(Stored records)

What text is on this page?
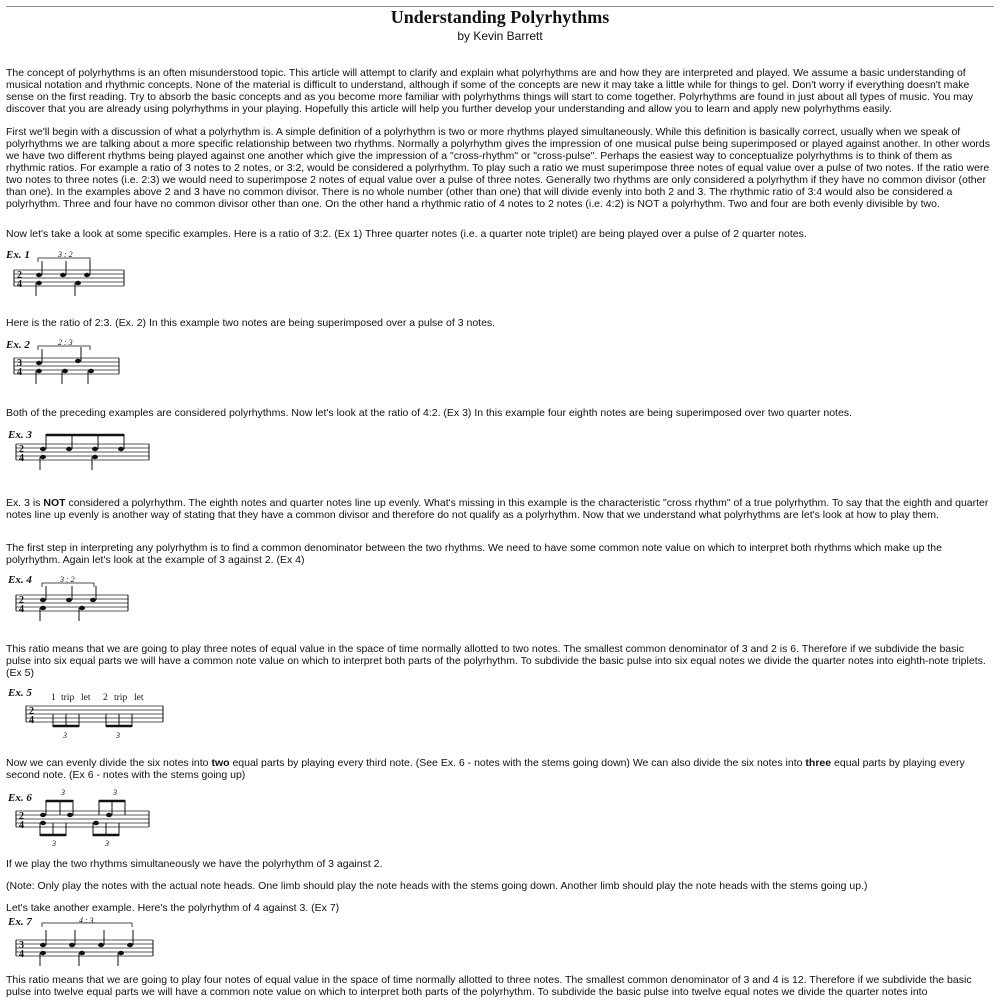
Understanding Polyrhythms
by Kevin Barrett

The concept of polyrhythms is an often misunderstood topic. This article will attempt to clarify and explain what polyrhythms are and how they are interpreted and played. We assume a basic understanding of musical notation and rhythmic concepts. None of the material is difficult to understand, although if some of the concepts are new it may take a little while for things to gel. Don't worry if everything doesn't make sense on the first reading. Try to absorb the basic concepts and as you become more familiar with polyrhythms things will start to come together. Polyrhythms are found in just about all types of music. You may discover that you are already using polyrhythms in your playing. Hopefully this article will help you further develop your understanding and allow you to learn and apply new polyrhythms easily.

First we'll begin with a discussion of what a polyrhythm is. A simple definition of a polyrhythm is two or more rhythms played simultaneously. While this definition is basically correct, usually when we speak of polyrhythms we are talking about a more specific relationship between two rhythms. Normally a polyrhythm gives the impression of one musical pulse being superimposed or played against another. In other words we have two different rhythms being played against one another which give the impression of a "cross-rhythm" or "cross-pulse". Perhaps the easiest way to conceptualize polyrhythms is to think of them as rhythmic ratios. For example a ratio of 3 notes to 2 notes, or 3:2, would be considered a polyrhythm. To play such a ratio we must superimpose three notes of equal value over a pulse of two notes. If the ratio were two notes to three notes (i.e. 2:3) we would need to superimpose 2 notes of equal value over a pulse of three notes. Generally two rhythms are only considered a polyrhythm if they have no common divisor (other than one). In the examples above 2 and 3 have no common divisor. There is no whole number (other than one) that will divide evenly into both 2 and 3. The rhythmic ratio of 3:4 would also be considered a polyrhythm. Three and four have no common divisor other than one. On the other hand a rhythmic ratio of 4 notes to 2 notes (i.e. 4:2) is NOT a polyrhythm. Two and four are both evenly divisible by two.

Now let's take a look at some specific examples. Here is a ratio of 3:2. (Ex 1) Three quarter notes (i.e. a quarter note triplet) are being played over a pulse of 2 quarter notes.

Ex. 1	3 : 2
2
4

Here is the ratio of 2:3. (Ex. 2) In this example two notes are being superimposed over a pulse of 3 notes.

Ex. 2	2 : 3
3
4

Both of the preceding examples are considered polyrhythms. Now let's look at the ratio of 4:2. (Ex 3) In this example four eighth notes are being superimposed over two quarter notes.

Ex. 3
2
4

Ex. 3 is NOT considered a polyrhythm. The eighth notes and quarter notes line up evenly. What's missing in this example is the characteristic "cross rhythm" of a true polyrhythm. To say that the eighth and quarter notes line up evenly is another way of stating that they have a common divisor and therefore do not qualify as a polyrhythm. Now that we understand what polyrhythms are let's look at how to play them.

The first step in interpreting any polyrhythm is to find a common denominator between the two rhythms. We need to have some common note value on which to interpret both rhythms which make up the polyrhythm. Again let's look at the example of 3 against 2. (Ex 4)

Ex. 4	3 : 2
2
4

This ratio means that we are going to play three notes of equal value in the space of time normally allotted to two notes. The smallest common denominator of 3 and 2 is 6. Therefore if we subdivide the basic pulse into six equal parts we will have a common note value on which to interpret both parts of the polyrhythm. To subdivide the basic pulse into six equal notes we divide the quarter notes into eighth-note triplets. (Ex 5)

Ex. 5 1 trip let 2 trip let
2
4
3	3

Now we can evenly divide the six notes into two equal parts by playing every third note. (See Ex. 6 - notes with the stems going down) We can also divide the six notes into three equal parts by playing every second note. (Ex 6 - notes with the stems going up)

Ex. 6	3	3
2
4
3	3

If we play the two rhythms simultaneously we have the polyrhythm of 3 against 2.

(Note: Only play the notes with the actual note heads. One limb should play the note heads with the stems going down. Another limb should play the note heads with the stems going up.)

Let's take another example. Here's the polyrhythm of 4 against 3. (Ex 7)

Ex. 7	4 : 3
3
4

This ratio means that we are going to play four notes of equal value in the space of time normally allotted to three notes. The smallest common denominator of 3 and 4 is 12. Therefore if we subdivide the basic pulse into twelve equal parts we will have a common note value on which to interpret both parts of the polyrhythm. To subdivide the basic pulse into twelve equal notes we divide the quarter notes into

*Directions for this task:*
Copy each line of the data that contains the word "stems".

*Complete response:*
Now we can evenly divide the six notes into two equal parts by playing every third note. (See Ex. 6 - notes with the stems going down) We can also divide the six notes into three equal parts by playing every second note. (Ex 6 - notes with the stems going up)
(Note: Only play the notes with the actual note heads. One limb should play the note heads with the stems going down. Another limb should play the note heads with the stems going up.)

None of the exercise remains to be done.